Copy the material that follows word for word and omit its pictures.

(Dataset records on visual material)
------------------------------------------------------------------------

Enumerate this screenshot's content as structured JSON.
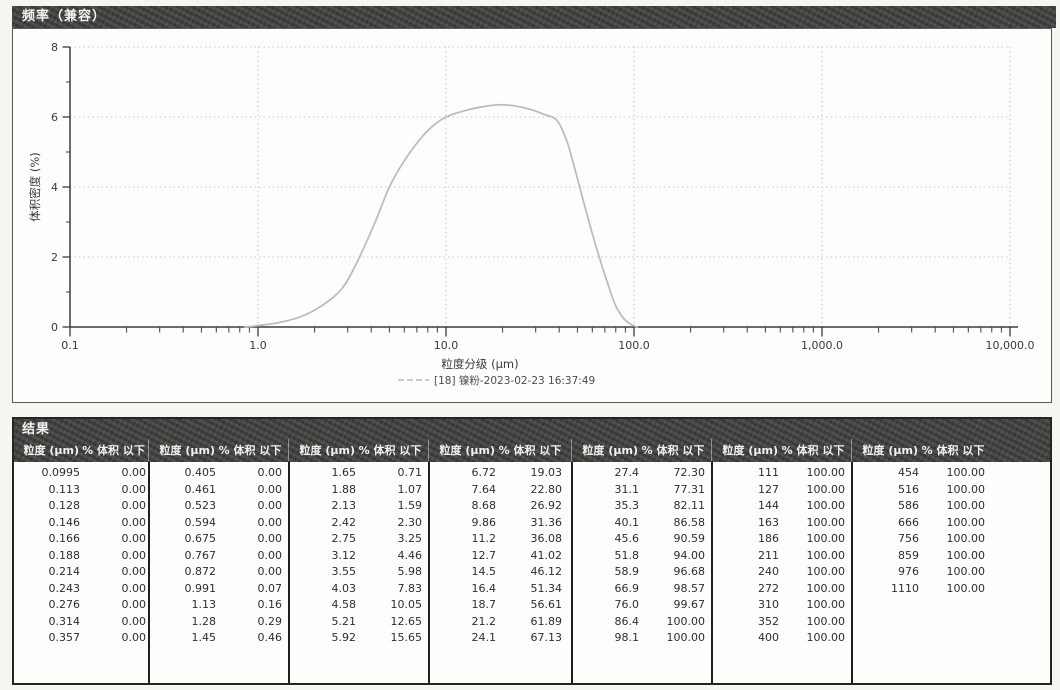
{
  "frequency_panel": {
    "title": "频率（兼容）"
  },
  "chart_data": {
    "type": "line",
    "title": "频率（兼容）",
    "xlabel": "粒度分级 (μm)",
    "ylabel": "体积密度 (%)",
    "x_scale": "log",
    "xlim": [
      0.1,
      10000
    ],
    "ylim": [
      0,
      8
    ],
    "x_ticks": [
      "0.1",
      "1.0",
      "10.0",
      "100.0",
      "1,000.0",
      "10,000.0"
    ],
    "y_ticks": [
      0,
      2,
      4,
      6,
      8
    ],
    "grid": true,
    "legend": "[18] 镍粉-2023-02-23 16:37:49",
    "legend_position": "bottom-center",
    "line_color": "#b6bbbd",
    "series": [
      {
        "name": "[18] 镍粉-2023-02-23 16:37:49",
        "points": [
          [
            0.85,
            0
          ],
          [
            1.0,
            0.04
          ],
          [
            1.3,
            0.13
          ],
          [
            1.7,
            0.3
          ],
          [
            2.2,
            0.62
          ],
          [
            2.8,
            1.1
          ],
          [
            3.4,
            1.9
          ],
          [
            4.2,
            3.0
          ],
          [
            5.0,
            4.0
          ],
          [
            6.0,
            4.75
          ],
          [
            7.5,
            5.45
          ],
          [
            9.0,
            5.85
          ],
          [
            10.5,
            6.05
          ],
          [
            13,
            6.2
          ],
          [
            16,
            6.3
          ],
          [
            19,
            6.35
          ],
          [
            23,
            6.32
          ],
          [
            28,
            6.22
          ],
          [
            33,
            6.08
          ],
          [
            39,
            5.9
          ],
          [
            44,
            5.3
          ],
          [
            48,
            4.6
          ],
          [
            52,
            3.9
          ],
          [
            57,
            3.1
          ],
          [
            62,
            2.4
          ],
          [
            68,
            1.7
          ],
          [
            74,
            1.1
          ],
          [
            80,
            0.6
          ],
          [
            88,
            0.25
          ],
          [
            96,
            0.08
          ],
          [
            104,
            0.0
          ]
        ]
      }
    ]
  },
  "results_panel": {
    "title": "结果",
    "size_header": "粒度 (μm)",
    "pct_header": "% 体积 以下",
    "groups": [
      [
        [
          "0.0995",
          "0.00"
        ],
        [
          "0.113",
          "0.00"
        ],
        [
          "0.128",
          "0.00"
        ],
        [
          "0.146",
          "0.00"
        ],
        [
          "0.166",
          "0.00"
        ],
        [
          "0.188",
          "0.00"
        ],
        [
          "0.214",
          "0.00"
        ],
        [
          "0.243",
          "0.00"
        ],
        [
          "0.276",
          "0.00"
        ],
        [
          "0.314",
          "0.00"
        ],
        [
          "0.357",
          "0.00"
        ]
      ],
      [
        [
          "0.405",
          "0.00"
        ],
        [
          "0.461",
          "0.00"
        ],
        [
          "0.523",
          "0.00"
        ],
        [
          "0.594",
          "0.00"
        ],
        [
          "0.675",
          "0.00"
        ],
        [
          "0.767",
          "0.00"
        ],
        [
          "0.872",
          "0.00"
        ],
        [
          "0.991",
          "0.07"
        ],
        [
          "1.13",
          "0.16"
        ],
        [
          "1.28",
          "0.29"
        ],
        [
          "1.45",
          "0.46"
        ]
      ],
      [
        [
          "1.65",
          "0.71"
        ],
        [
          "1.88",
          "1.07"
        ],
        [
          "2.13",
          "1.59"
        ],
        [
          "2.42",
          "2.30"
        ],
        [
          "2.75",
          "3.25"
        ],
        [
          "3.12",
          "4.46"
        ],
        [
          "3.55",
          "5.98"
        ],
        [
          "4.03",
          "7.83"
        ],
        [
          "4.58",
          "10.05"
        ],
        [
          "5.21",
          "12.65"
        ],
        [
          "5.92",
          "15.65"
        ]
      ],
      [
        [
          "6.72",
          "19.03"
        ],
        [
          "7.64",
          "22.80"
        ],
        [
          "8.68",
          "26.92"
        ],
        [
          "9.86",
          "31.36"
        ],
        [
          "11.2",
          "36.08"
        ],
        [
          "12.7",
          "41.02"
        ],
        [
          "14.5",
          "46.12"
        ],
        [
          "16.4",
          "51.34"
        ],
        [
          "18.7",
          "56.61"
        ],
        [
          "21.2",
          "61.89"
        ],
        [
          "24.1",
          "67.13"
        ]
      ],
      [
        [
          "27.4",
          "72.30"
        ],
        [
          "31.1",
          "77.31"
        ],
        [
          "35.3",
          "82.11"
        ],
        [
          "40.1",
          "86.58"
        ],
        [
          "45.6",
          "90.59"
        ],
        [
          "51.8",
          "94.00"
        ],
        [
          "58.9",
          "96.68"
        ],
        [
          "66.9",
          "98.57"
        ],
        [
          "76.0",
          "99.67"
        ],
        [
          "86.4",
          "100.00"
        ],
        [
          "98.1",
          "100.00"
        ]
      ],
      [
        [
          "111",
          "100.00"
        ],
        [
          "127",
          "100.00"
        ],
        [
          "144",
          "100.00"
        ],
        [
          "163",
          "100.00"
        ],
        [
          "186",
          "100.00"
        ],
        [
          "211",
          "100.00"
        ],
        [
          "240",
          "100.00"
        ],
        [
          "272",
          "100.00"
        ],
        [
          "310",
          "100.00"
        ],
        [
          "352",
          "100.00"
        ],
        [
          "400",
          "100.00"
        ]
      ],
      [
        [
          "454",
          "100.00"
        ],
        [
          "516",
          "100.00"
        ],
        [
          "586",
          "100.00"
        ],
        [
          "666",
          "100.00"
        ],
        [
          "756",
          "100.00"
        ],
        [
          "859",
          "100.00"
        ],
        [
          "976",
          "100.00"
        ],
        [
          "1110",
          "100.00"
        ]
      ]
    ]
  }
}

------------------------------------------------------------------------

Task output »
Enumerate this screenshot's content as structured JSON.
{
  "frequency_panel": {
    "title": "频率（兼容）"
  },
  "chart_data": {
    "type": "line",
    "title": "频率（兼容）",
    "xlabel": "粒度分级 (μm)",
    "ylabel": "体积密度 (%)",
    "x_scale": "log",
    "xlim": [
      0.1,
      10000
    ],
    "ylim": [
      0,
      8
    ],
    "x_ticks": [
      "0.1",
      "1.0",
      "10.0",
      "100.0",
      "1,000.0",
      "10,000.0"
    ],
    "y_ticks": [
      0,
      2,
      4,
      6,
      8
    ],
    "grid": true,
    "legend": "[18] 镍粉-2023-02-23 16:37:49",
    "legend_position": "bottom-center",
    "line_color": "#b6bbbd",
    "series": [
      {
        "name": "[18] 镍粉-2023-02-23 16:37:49",
        "points": [
          [
            0.85,
            0
          ],
          [
            1.0,
            0.04
          ],
          [
            1.3,
            0.13
          ],
          [
            1.7,
            0.3
          ],
          [
            2.2,
            0.62
          ],
          [
            2.8,
            1.1
          ],
          [
            3.4,
            1.9
          ],
          [
            4.2,
            3.0
          ],
          [
            5.0,
            4.0
          ],
          [
            6.0,
            4.75
          ],
          [
            7.5,
            5.45
          ],
          [
            9.0,
            5.85
          ],
          [
            10.5,
            6.05
          ],
          [
            13,
            6.2
          ],
          [
            16,
            6.3
          ],
          [
            19,
            6.35
          ],
          [
            23,
            6.32
          ],
          [
            28,
            6.22
          ],
          [
            33,
            6.08
          ],
          [
            39,
            5.9
          ],
          [
            44,
            5.3
          ],
          [
            48,
            4.6
          ],
          [
            52,
            3.9
          ],
          [
            57,
            3.1
          ],
          [
            62,
            2.4
          ],
          [
            68,
            1.7
          ],
          [
            74,
            1.1
          ],
          [
            80,
            0.6
          ],
          [
            88,
            0.25
          ],
          [
            96,
            0.08
          ],
          [
            104,
            0.0
          ]
        ]
      }
    ]
  },
  "results_panel": {
    "title": "结果",
    "size_header": "粒度 (μm)",
    "pct_header": "% 体积 以下",
    "groups": [
      [
        [
          "0.0995",
          "0.00"
        ],
        [
          "0.113",
          "0.00"
        ],
        [
          "0.128",
          "0.00"
        ],
        [
          "0.146",
          "0.00"
        ],
        [
          "0.166",
          "0.00"
        ],
        [
          "0.188",
          "0.00"
        ],
        [
          "0.214",
          "0.00"
        ],
        [
          "0.243",
          "0.00"
        ],
        [
          "0.276",
          "0.00"
        ],
        [
          "0.314",
          "0.00"
        ],
        [
          "0.357",
          "0.00"
        ]
      ],
      [
        [
          "0.405",
          "0.00"
        ],
        [
          "0.461",
          "0.00"
        ],
        [
          "0.523",
          "0.00"
        ],
        [
          "0.594",
          "0.00"
        ],
        [
          "0.675",
          "0.00"
        ],
        [
          "0.767",
          "0.00"
        ],
        [
          "0.872",
          "0.00"
        ],
        [
          "0.991",
          "0.07"
        ],
        [
          "1.13",
          "0.16"
        ],
        [
          "1.28",
          "0.29"
        ],
        [
          "1.45",
          "0.46"
        ]
      ],
      [
        [
          "1.65",
          "0.71"
        ],
        [
          "1.88",
          "1.07"
        ],
        [
          "2.13",
          "1.59"
        ],
        [
          "2.42",
          "2.30"
        ],
        [
          "2.75",
          "3.25"
        ],
        [
          "3.12",
          "4.46"
        ],
        [
          "3.55",
          "5.98"
        ],
        [
          "4.03",
          "7.83"
        ],
        [
          "4.58",
          "10.05"
        ],
        [
          "5.21",
          "12.65"
        ],
        [
          "5.92",
          "15.65"
        ]
      ],
      [
        [
          "6.72",
          "19.03"
        ],
        [
          "7.64",
          "22.80"
        ],
        [
          "8.68",
          "26.92"
        ],
        [
          "9.86",
          "31.36"
        ],
        [
          "11.2",
          "36.08"
        ],
        [
          "12.7",
          "41.02"
        ],
        [
          "14.5",
          "46.12"
        ],
        [
          "16.4",
          "51.34"
        ],
        [
          "18.7",
          "56.61"
        ],
        [
          "21.2",
          "61.89"
        ],
        [
          "24.1",
          "67.13"
        ]
      ],
      [
        [
          "27.4",
          "72.30"
        ],
        [
          "31.1",
          "77.31"
        ],
        [
          "35.3",
          "82.11"
        ],
        [
          "40.1",
          "86.58"
        ],
        [
          "45.6",
          "90.59"
        ],
        [
          "51.8",
          "94.00"
        ],
        [
          "58.9",
          "96.68"
        ],
        [
          "66.9",
          "98.57"
        ],
        [
          "76.0",
          "99.67"
        ],
        [
          "86.4",
          "100.00"
        ],
        [
          "98.1",
          "100.00"
        ]
      ],
      [
        [
          "111",
          "100.00"
        ],
        [
          "127",
          "100.00"
        ],
        [
          "144",
          "100.00"
        ],
        [
          "163",
          "100.00"
        ],
        [
          "186",
          "100.00"
        ],
        [
          "211",
          "100.00"
        ],
        [
          "240",
          "100.00"
        ],
        [
          "272",
          "100.00"
        ],
        [
          "310",
          "100.00"
        ],
        [
          "352",
          "100.00"
        ],
        [
          "400",
          "100.00"
        ]
      ],
      [
        [
          "454",
          "100.00"
        ],
        [
          "516",
          "100.00"
        ],
        [
          "586",
          "100.00"
        ],
        [
          "666",
          "100.00"
        ],
        [
          "756",
          "100.00"
        ],
        [
          "859",
          "100.00"
        ],
        [
          "976",
          "100.00"
        ],
        [
          "1110",
          "100.00"
        ]
      ]
    ]
  }
}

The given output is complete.